Start of ROWS

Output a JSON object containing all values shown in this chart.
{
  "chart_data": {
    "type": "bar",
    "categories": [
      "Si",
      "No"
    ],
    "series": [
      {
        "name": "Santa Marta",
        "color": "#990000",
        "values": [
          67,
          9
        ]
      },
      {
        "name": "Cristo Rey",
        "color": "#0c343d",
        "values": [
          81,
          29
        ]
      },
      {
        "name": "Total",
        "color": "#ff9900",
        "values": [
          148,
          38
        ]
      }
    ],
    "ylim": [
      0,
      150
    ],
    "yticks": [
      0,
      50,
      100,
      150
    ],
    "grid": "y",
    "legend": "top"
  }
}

End of ROWS

> AIM OF THE EXERCISE: Pull out each record as written and restate it exactly.

> EXERCISE ANSWER:
Output a JSON object containing all values shown in this chart.
{
  "chart_data": {
    "type": "bar",
    "categories": [
      "Si",
      "No"
    ],
    "series": [
      {
        "name": "Santa Marta",
        "color": "#990000",
        "values": [
          67,
          9
        ]
      },
      {
        "name": "Cristo Rey",
        "color": "#0c343d",
        "values": [
          81,
          29
        ]
      },
      {
        "name": "Total",
        "color": "#ff9900",
        "values": [
          148,
          38
        ]
      }
    ],
    "ylim": [
      0,
      150
    ],
    "yticks": [
      0,
      50,
      100,
      150
    ],
    "grid": "y",
    "legend": "top"
  }
}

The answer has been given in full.